Goal - Reproduce all of the listing below without alteration.

Dataset -
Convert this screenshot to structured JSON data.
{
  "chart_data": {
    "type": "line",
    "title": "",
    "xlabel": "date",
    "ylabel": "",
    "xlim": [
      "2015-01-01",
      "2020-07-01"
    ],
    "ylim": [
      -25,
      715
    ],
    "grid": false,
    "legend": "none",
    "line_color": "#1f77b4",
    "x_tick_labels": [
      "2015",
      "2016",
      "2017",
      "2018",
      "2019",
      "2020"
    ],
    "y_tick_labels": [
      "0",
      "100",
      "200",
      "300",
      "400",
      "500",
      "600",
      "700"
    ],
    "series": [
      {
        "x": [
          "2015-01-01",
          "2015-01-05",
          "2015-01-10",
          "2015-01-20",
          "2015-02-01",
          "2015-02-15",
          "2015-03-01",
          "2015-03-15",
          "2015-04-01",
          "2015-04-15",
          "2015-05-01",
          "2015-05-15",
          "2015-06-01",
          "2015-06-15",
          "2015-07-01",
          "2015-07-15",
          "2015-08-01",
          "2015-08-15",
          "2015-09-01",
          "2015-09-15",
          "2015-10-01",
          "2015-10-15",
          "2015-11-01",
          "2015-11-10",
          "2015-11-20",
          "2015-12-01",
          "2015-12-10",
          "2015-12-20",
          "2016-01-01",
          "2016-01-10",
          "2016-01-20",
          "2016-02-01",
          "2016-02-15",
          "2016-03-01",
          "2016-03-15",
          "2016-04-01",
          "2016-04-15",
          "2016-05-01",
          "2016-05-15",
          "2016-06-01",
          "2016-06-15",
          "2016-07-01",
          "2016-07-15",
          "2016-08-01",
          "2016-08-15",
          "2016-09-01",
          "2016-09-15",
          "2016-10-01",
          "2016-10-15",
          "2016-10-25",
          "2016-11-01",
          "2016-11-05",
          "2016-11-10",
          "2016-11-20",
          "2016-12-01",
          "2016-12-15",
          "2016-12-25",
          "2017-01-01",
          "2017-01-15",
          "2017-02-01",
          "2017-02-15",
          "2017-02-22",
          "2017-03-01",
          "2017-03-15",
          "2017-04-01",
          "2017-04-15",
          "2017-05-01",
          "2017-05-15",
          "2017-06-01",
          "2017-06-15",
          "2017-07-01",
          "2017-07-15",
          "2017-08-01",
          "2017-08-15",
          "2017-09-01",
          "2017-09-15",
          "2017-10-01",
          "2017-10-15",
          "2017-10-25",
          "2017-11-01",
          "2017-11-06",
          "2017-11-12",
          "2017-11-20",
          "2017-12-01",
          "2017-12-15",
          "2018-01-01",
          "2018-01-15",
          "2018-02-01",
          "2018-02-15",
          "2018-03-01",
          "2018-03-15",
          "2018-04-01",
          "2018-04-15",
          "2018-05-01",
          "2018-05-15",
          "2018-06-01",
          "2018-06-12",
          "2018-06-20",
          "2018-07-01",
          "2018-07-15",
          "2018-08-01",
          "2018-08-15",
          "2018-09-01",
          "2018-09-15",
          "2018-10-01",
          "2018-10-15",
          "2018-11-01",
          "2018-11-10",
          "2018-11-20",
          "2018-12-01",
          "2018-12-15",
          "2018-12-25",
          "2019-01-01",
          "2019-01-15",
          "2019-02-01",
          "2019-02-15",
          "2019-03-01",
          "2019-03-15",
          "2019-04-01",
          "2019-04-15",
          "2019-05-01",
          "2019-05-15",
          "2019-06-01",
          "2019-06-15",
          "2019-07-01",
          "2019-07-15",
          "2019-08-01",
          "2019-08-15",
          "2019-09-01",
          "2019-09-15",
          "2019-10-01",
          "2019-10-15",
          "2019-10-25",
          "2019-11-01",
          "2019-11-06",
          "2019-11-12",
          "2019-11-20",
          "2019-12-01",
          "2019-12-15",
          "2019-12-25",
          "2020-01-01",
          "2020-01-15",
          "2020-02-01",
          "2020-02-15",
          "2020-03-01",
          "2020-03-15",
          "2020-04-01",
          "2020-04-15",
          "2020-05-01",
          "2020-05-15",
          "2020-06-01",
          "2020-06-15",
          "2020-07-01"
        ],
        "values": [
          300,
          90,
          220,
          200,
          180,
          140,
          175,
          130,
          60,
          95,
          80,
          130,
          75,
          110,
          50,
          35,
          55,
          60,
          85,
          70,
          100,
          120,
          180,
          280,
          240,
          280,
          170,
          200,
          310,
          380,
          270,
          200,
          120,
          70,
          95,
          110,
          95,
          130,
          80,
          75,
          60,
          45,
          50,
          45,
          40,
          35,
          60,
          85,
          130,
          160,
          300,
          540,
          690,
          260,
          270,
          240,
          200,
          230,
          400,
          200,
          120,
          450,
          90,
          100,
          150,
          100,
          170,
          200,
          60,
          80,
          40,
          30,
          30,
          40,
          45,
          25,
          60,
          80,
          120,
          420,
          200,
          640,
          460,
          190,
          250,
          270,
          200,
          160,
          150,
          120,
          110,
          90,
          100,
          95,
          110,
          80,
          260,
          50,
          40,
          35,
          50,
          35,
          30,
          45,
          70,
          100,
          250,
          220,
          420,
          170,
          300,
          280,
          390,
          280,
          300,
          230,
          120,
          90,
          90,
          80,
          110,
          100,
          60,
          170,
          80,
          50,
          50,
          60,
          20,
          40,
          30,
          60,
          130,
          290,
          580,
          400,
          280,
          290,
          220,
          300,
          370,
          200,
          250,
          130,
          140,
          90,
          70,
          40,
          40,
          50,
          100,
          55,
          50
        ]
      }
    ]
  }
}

Worked answer -
Convert this screenshot to structured JSON data.
{
  "chart_data": {
    "type": "line",
    "title": "",
    "xlabel": "date",
    "ylabel": "",
    "xlim": [
      "2015-01-01",
      "2020-07-01"
    ],
    "ylim": [
      -25,
      715
    ],
    "grid": false,
    "legend": "none",
    "line_color": "#1f77b4",
    "x_tick_labels": [
      "2015",
      "2016",
      "2017",
      "2018",
      "2019",
      "2020"
    ],
    "y_tick_labels": [
      "0",
      "100",
      "200",
      "300",
      "400",
      "500",
      "600",
      "700"
    ],
    "series": [
      {
        "x": [
          "2015-01-01",
          "2015-01-05",
          "2015-01-10",
          "2015-01-20",
          "2015-02-01",
          "2015-02-15",
          "2015-03-01",
          "2015-03-15",
          "2015-04-01",
          "2015-04-15",
          "2015-05-01",
          "2015-05-15",
          "2015-06-01",
          "2015-06-15",
          "2015-07-01",
          "2015-07-15",
          "2015-08-01",
          "2015-08-15",
          "2015-09-01",
          "2015-09-15",
          "2015-10-01",
          "2015-10-15",
          "2015-11-01",
          "2015-11-10",
          "2015-11-20",
          "2015-12-01",
          "2015-12-10",
          "2015-12-20",
          "2016-01-01",
          "2016-01-10",
          "2016-01-20",
          "2016-02-01",
          "2016-02-15",
          "2016-03-01",
          "2016-03-15",
          "2016-04-01",
          "2016-04-15",
          "2016-05-01",
          "2016-05-15",
          "2016-06-01",
          "2016-06-15",
          "2016-07-01",
          "2016-07-15",
          "2016-08-01",
          "2016-08-15",
          "2016-09-01",
          "2016-09-15",
          "2016-10-01",
          "2016-10-15",
          "2016-10-25",
          "2016-11-01",
          "2016-11-05",
          "2016-11-10",
          "2016-11-20",
          "2016-12-01",
          "2016-12-15",
          "2016-12-25",
          "2017-01-01",
          "2017-01-15",
          "2017-02-01",
          "2017-02-15",
          "2017-02-22",
          "2017-03-01",
          "2017-03-15",
          "2017-04-01",
          "2017-04-15",
          "2017-05-01",
          "2017-05-15",
          "2017-06-01",
          "2017-06-15",
          "2017-07-01",
          "2017-07-15",
          "2017-08-01",
          "2017-08-15",
          "2017-09-01",
          "2017-09-15",
          "2017-10-01",
          "2017-10-15",
          "2017-10-25",
          "2017-11-01",
          "2017-11-06",
          "2017-11-12",
          "2017-11-20",
          "2017-12-01",
          "2017-12-15",
          "2018-01-01",
          "2018-01-15",
          "2018-02-01",
          "2018-02-15",
          "2018-03-01",
          "2018-03-15",
          "2018-04-01",
          "2018-04-15",
          "2018-05-01",
          "2018-05-15",
          "2018-06-01",
          "2018-06-12",
          "2018-06-20",
          "2018-07-01",
          "2018-07-15",
          "2018-08-01",
          "2018-08-15",
          "2018-09-01",
          "2018-09-15",
          "2018-10-01",
          "2018-10-15",
          "2018-11-01",
          "2018-11-10",
          "2018-11-20",
          "2018-12-01",
          "2018-12-15",
          "2018-12-25",
          "2019-01-01",
          "2019-01-15",
          "2019-02-01",
          "2019-02-15",
          "2019-03-01",
          "2019-03-15",
          "2019-04-01",
          "2019-04-15",
          "2019-05-01",
          "2019-05-15",
          "2019-06-01",
          "2019-06-15",
          "2019-07-01",
          "2019-07-15",
          "2019-08-01",
          "2019-08-15",
          "2019-09-01",
          "2019-09-15",
          "2019-10-01",
          "2019-10-15",
          "2019-10-25",
          "2019-11-01",
          "2019-11-06",
          "2019-11-12",
          "2019-11-20",
          "2019-12-01",
          "2019-12-15",
          "2019-12-25",
          "2020-01-01",
          "2020-01-15",
          "2020-02-01",
          "2020-02-15",
          "2020-03-01",
          "2020-03-15",
          "2020-04-01",
          "2020-04-15",
          "2020-05-01",
          "2020-05-15",
          "2020-06-01",
          "2020-06-15",
          "2020-07-01"
        ],
        "values": [
          300,
          90,
          220,
          200,
          180,
          140,
          175,
          130,
          60,
          95,
          80,
          130,
          75,
          110,
          50,
          35,
          55,
          60,
          85,
          70,
          100,
          120,
          180,
          280,
          240,
          280,
          170,
          200,
          310,
          380,
          270,
          200,
          120,
          70,
          95,
          110,
          95,
          130,
          80,
          75,
          60,
          45,
          50,
          45,
          40,
          35,
          60,
          85,
          130,
          160,
          300,
          540,
          690,
          260,
          270,
          240,
          200,
          230,
          400,
          200,
          120,
          450,
          90,
          100,
          150,
          100,
          170,
          200,
          60,
          80,
          40,
          30,
          30,
          40,
          45,
          25,
          60,
          80,
          120,
          420,
          200,
          640,
          460,
          190,
          250,
          270,
          200,
          160,
          150,
          120,
          110,
          90,
          100,
          95,
          110,
          80,
          260,
          50,
          40,
          35,
          50,
          35,
          30,
          45,
          70,
          100,
          250,
          220,
          420,
          170,
          300,
          280,
          390,
          280,
          300,
          230,
          120,
          90,
          90,
          80,
          110,
          100,
          60,
          170,
          80,
          50,
          50,
          60,
          20,
          40,
          30,
          60,
          130,
          290,
          580,
          400,
          280,
          290,
          220,
          300,
          370,
          200,
          250,
          130,
          140,
          90,
          70,
          40,
          40,
          50,
          100,
          55,
          50
        ]
      }
    ]
  }
}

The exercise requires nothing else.